> _Stated exercise_
Pull every line containing "Aide" from the entries.

> _Stored data entries_

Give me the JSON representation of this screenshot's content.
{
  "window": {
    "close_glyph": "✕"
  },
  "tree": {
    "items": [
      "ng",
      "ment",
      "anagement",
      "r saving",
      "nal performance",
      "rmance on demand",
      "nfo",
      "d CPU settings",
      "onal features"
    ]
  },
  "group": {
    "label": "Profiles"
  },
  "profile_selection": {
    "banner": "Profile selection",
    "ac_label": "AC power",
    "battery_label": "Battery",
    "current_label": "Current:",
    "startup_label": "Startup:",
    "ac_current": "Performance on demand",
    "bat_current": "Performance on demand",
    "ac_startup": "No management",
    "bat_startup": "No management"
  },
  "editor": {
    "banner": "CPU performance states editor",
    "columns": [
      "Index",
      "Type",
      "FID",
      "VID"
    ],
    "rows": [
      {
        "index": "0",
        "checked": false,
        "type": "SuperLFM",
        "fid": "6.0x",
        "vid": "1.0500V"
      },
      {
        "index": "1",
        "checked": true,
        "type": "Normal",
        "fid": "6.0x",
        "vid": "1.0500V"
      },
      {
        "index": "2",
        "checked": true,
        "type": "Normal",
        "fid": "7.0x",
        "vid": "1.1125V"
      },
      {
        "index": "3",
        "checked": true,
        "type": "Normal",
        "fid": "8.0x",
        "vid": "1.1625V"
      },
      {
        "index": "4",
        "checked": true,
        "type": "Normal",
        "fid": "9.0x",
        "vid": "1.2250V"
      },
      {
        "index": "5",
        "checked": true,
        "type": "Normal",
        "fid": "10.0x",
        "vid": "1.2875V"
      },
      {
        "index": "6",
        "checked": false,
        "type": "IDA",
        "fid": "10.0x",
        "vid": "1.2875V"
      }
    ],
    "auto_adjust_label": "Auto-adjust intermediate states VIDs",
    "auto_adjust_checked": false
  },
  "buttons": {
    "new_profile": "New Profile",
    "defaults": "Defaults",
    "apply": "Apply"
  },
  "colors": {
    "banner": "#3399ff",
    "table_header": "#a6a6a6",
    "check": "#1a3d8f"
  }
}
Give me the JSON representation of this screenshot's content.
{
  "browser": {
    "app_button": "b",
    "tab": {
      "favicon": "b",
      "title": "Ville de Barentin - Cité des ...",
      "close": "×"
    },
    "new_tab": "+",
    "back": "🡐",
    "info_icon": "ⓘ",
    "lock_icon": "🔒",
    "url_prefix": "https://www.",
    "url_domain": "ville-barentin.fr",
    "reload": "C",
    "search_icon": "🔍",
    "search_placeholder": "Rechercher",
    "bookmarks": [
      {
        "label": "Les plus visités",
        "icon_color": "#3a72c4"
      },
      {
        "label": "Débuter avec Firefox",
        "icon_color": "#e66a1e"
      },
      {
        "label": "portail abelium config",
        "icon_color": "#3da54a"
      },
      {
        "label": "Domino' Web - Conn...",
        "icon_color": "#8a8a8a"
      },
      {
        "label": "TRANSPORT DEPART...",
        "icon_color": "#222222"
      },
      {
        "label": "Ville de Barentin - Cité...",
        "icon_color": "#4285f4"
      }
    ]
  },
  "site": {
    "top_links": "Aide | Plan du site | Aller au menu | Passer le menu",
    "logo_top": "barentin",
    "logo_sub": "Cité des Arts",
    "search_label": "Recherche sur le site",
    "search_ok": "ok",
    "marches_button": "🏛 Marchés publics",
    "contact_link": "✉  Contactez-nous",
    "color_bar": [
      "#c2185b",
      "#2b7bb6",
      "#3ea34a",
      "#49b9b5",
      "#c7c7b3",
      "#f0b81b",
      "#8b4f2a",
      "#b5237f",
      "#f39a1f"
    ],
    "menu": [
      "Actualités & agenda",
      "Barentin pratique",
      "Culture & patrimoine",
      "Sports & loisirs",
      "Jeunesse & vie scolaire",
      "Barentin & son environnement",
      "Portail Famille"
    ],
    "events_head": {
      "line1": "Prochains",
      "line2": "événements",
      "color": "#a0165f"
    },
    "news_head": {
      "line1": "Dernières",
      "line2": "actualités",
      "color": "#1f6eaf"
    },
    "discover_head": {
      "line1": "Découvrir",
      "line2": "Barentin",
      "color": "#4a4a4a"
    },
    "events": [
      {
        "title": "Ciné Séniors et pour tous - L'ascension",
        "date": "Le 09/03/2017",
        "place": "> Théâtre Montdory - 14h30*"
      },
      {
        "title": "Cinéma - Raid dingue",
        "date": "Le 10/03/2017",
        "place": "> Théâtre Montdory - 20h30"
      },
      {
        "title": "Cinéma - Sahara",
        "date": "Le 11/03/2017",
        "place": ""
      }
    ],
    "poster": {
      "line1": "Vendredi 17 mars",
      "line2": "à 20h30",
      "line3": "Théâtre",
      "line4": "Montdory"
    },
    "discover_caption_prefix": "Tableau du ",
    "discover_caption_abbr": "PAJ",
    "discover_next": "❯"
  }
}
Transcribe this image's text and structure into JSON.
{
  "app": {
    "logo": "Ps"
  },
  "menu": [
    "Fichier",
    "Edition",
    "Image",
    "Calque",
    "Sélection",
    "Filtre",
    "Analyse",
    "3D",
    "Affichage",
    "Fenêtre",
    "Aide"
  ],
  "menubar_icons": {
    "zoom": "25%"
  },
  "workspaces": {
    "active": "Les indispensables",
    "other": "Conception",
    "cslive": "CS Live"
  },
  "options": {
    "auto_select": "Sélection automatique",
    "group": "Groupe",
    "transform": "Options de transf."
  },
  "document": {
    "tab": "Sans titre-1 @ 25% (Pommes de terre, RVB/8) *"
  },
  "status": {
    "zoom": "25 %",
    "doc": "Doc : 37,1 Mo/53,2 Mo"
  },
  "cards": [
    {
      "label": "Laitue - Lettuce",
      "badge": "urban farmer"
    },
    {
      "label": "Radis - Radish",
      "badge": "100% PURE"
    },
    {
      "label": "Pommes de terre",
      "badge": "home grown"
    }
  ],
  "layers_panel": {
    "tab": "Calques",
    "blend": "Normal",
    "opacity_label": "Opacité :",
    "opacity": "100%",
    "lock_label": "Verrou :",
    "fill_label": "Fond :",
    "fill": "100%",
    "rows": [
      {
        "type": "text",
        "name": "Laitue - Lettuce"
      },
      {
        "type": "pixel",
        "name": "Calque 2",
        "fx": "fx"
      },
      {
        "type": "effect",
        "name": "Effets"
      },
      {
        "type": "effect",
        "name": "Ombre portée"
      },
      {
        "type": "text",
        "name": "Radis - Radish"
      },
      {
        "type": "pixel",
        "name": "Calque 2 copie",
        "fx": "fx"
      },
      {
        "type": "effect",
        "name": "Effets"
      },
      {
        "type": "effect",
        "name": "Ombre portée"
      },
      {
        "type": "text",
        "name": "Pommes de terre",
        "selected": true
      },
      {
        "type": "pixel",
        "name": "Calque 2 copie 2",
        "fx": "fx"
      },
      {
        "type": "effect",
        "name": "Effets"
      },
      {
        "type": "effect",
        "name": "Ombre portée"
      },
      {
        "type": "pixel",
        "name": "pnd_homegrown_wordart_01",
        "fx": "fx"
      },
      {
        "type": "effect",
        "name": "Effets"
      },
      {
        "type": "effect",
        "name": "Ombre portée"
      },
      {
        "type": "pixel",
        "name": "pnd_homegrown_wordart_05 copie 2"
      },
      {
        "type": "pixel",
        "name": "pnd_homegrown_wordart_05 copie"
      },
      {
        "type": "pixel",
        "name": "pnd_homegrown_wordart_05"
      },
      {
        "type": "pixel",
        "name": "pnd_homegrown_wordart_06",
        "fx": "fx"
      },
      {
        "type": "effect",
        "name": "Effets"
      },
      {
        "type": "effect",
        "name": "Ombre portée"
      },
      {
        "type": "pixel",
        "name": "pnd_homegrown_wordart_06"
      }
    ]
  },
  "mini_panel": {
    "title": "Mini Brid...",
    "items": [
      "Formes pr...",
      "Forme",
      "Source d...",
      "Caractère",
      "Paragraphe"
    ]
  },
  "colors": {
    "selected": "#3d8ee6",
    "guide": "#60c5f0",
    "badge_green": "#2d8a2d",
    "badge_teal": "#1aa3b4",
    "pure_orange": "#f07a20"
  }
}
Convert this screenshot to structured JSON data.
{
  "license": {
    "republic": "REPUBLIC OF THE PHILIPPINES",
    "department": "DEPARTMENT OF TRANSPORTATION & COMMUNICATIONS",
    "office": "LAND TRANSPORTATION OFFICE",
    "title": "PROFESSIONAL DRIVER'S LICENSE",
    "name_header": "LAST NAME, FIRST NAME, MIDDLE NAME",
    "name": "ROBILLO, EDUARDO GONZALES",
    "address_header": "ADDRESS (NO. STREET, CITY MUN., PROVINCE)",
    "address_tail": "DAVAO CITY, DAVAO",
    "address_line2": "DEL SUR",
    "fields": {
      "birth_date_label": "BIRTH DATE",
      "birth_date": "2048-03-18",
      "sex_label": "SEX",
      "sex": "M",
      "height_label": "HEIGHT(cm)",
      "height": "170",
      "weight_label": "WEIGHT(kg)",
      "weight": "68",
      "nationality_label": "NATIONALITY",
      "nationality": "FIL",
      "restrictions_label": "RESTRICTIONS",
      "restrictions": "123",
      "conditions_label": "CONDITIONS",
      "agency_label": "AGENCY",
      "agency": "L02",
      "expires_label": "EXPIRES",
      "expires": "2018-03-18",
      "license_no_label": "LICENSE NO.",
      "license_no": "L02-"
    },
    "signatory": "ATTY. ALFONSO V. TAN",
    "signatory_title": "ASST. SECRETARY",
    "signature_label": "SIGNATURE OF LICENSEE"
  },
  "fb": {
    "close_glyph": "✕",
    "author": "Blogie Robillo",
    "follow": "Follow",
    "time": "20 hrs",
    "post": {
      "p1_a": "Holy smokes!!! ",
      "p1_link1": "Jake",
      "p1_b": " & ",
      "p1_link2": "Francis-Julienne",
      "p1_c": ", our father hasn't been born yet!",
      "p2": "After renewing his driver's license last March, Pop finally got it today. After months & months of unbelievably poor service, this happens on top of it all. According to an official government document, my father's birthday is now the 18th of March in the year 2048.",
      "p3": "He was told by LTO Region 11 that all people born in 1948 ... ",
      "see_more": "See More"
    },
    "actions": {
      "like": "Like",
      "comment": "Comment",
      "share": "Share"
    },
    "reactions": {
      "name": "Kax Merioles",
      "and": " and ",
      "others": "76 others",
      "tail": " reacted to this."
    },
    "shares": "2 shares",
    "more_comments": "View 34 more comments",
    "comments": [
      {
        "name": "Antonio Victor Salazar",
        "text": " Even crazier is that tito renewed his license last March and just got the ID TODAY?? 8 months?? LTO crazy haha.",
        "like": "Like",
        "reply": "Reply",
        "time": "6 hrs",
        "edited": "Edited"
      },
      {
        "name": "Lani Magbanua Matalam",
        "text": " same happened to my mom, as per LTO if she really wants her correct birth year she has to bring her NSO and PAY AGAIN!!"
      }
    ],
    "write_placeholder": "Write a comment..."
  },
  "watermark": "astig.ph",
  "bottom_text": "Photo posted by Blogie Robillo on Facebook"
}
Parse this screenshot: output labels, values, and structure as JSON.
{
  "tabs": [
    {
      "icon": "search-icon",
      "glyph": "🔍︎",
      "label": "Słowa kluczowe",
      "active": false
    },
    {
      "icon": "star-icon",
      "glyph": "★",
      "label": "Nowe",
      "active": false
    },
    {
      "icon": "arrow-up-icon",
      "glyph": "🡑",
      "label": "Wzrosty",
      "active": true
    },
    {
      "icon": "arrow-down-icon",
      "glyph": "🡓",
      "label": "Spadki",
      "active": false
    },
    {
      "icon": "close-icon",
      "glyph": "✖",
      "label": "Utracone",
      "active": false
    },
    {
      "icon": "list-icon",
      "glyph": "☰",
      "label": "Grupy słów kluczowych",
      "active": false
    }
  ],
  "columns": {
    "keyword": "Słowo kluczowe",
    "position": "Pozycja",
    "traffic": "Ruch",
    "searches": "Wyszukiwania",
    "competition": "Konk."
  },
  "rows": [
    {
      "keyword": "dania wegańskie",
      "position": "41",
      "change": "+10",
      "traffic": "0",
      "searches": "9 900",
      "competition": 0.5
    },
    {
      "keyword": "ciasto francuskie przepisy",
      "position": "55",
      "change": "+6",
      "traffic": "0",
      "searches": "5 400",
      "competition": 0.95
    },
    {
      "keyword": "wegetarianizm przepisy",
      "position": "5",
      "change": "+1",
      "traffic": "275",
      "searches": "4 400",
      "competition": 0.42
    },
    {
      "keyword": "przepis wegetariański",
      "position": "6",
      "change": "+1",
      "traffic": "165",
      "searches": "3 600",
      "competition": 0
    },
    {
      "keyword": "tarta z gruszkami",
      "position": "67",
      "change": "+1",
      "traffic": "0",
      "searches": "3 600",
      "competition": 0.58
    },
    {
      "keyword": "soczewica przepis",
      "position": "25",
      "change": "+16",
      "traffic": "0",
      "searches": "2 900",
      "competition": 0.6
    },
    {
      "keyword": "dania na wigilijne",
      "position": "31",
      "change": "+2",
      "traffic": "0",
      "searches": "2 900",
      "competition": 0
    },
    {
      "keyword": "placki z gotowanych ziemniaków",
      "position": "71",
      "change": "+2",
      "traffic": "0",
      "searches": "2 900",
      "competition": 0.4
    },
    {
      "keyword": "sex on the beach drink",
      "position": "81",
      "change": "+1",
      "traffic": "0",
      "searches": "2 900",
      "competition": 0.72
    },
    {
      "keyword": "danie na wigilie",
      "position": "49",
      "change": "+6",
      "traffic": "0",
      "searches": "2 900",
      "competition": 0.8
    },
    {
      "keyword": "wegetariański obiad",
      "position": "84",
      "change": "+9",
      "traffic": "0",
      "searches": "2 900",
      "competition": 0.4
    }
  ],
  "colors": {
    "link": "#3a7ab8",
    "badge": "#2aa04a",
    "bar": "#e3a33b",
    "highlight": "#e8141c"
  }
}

> _Correct output_
    "top_links": "Aide | Plan du site | Aller au menu | Passer le menu",
    "Aide"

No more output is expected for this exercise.